Among the lines below, list those containing the string "supplier".

[Stored records]
________________________________________

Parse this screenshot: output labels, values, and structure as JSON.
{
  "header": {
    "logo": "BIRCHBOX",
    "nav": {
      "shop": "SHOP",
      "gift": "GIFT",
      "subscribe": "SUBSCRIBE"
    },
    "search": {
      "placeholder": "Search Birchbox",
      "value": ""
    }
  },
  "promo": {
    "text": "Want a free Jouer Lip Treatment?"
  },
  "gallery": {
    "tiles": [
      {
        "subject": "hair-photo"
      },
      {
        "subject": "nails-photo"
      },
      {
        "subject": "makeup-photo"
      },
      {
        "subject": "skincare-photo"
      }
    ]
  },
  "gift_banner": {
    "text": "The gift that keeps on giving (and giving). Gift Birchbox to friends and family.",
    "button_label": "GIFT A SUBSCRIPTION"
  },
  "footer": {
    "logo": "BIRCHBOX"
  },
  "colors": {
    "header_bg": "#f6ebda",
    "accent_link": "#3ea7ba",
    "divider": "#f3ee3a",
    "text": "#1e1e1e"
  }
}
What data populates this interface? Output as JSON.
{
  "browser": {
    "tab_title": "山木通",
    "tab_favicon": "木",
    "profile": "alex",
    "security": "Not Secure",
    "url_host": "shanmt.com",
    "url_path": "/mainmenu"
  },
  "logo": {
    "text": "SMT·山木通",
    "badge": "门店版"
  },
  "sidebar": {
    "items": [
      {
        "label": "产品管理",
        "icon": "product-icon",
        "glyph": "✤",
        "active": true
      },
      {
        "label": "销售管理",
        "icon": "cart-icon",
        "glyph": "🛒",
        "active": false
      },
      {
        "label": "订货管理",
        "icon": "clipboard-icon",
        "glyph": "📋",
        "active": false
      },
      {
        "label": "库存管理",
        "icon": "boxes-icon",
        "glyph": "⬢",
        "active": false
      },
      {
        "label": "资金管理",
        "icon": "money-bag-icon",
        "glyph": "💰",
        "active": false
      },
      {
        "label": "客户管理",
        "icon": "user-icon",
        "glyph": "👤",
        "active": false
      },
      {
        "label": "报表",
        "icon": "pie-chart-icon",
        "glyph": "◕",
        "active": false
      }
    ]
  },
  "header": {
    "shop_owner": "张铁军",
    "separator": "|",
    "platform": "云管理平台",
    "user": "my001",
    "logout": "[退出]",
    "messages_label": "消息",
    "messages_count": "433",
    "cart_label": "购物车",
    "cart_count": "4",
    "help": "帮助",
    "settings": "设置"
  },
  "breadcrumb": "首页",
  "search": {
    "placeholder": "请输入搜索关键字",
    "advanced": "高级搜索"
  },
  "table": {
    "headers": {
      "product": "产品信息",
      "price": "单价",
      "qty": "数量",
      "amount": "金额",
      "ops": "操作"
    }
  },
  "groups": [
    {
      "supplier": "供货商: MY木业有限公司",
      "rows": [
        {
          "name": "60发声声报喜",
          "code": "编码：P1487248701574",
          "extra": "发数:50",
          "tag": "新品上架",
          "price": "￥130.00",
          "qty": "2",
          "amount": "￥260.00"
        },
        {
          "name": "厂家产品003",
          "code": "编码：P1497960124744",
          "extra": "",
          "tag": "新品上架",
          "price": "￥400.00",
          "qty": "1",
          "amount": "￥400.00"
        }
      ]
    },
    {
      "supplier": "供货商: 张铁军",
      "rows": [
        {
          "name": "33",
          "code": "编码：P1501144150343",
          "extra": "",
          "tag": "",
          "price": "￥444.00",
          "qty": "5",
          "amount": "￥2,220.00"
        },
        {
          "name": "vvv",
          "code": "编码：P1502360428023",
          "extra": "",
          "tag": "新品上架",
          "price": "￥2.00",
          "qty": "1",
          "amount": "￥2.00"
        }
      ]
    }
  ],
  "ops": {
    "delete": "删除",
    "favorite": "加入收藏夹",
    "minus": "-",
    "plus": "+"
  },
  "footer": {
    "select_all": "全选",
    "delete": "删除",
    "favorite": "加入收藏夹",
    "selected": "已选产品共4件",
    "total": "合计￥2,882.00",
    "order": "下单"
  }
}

________________________________________

Answer for this exercise →
      "supplier": "供货商: MY木业有限公司",
      "supplier": "供货商: 张铁军",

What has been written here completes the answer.